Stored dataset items
****************

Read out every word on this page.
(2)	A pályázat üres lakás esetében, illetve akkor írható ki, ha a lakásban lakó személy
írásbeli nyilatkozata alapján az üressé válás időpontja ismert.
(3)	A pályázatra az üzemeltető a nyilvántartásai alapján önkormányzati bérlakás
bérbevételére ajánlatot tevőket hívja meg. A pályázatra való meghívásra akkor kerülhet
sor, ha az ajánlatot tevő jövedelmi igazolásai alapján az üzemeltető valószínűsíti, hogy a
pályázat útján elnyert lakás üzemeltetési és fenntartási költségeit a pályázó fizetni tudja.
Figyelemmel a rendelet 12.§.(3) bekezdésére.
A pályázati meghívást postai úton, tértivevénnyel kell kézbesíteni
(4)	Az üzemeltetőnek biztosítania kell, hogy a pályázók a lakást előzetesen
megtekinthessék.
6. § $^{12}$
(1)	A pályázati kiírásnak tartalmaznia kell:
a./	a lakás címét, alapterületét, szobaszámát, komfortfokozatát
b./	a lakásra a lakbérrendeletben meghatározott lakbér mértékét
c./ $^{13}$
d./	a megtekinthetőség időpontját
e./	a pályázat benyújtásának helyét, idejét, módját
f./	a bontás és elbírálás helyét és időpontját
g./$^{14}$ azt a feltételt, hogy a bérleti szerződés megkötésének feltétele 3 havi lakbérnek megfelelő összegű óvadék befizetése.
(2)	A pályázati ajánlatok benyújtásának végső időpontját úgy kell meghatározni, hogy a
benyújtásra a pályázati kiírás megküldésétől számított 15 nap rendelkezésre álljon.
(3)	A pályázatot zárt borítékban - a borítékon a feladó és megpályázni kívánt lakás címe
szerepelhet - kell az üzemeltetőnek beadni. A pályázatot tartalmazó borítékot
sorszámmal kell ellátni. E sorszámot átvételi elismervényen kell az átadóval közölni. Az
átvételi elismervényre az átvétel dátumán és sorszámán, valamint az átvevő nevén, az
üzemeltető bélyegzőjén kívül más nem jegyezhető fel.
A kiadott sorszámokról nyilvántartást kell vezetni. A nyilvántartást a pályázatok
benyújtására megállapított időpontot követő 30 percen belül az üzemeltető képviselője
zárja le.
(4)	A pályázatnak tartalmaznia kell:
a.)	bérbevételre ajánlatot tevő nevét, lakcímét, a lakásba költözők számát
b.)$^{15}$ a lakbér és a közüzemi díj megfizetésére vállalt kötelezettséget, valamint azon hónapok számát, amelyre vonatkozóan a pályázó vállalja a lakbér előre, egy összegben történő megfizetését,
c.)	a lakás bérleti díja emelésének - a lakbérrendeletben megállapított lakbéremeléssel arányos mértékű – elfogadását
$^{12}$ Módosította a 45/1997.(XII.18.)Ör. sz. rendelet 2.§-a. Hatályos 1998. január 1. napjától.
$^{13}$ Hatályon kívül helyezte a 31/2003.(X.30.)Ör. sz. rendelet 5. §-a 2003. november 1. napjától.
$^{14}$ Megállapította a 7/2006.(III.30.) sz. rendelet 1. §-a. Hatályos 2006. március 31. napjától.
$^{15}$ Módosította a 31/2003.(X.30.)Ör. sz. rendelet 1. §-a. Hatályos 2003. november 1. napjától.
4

****************

STATED PROBLEM: Return a copy of every line that includes the word "pályázatot".

FINISHED TASK:
(3)	A pályázatot zárt borítékban - a borítékon a feladó és megpályázni kívánt lakás címe
szerepelhet - kell az üzemeltetőnek beadni. A pályázatot tartalmazó borítékot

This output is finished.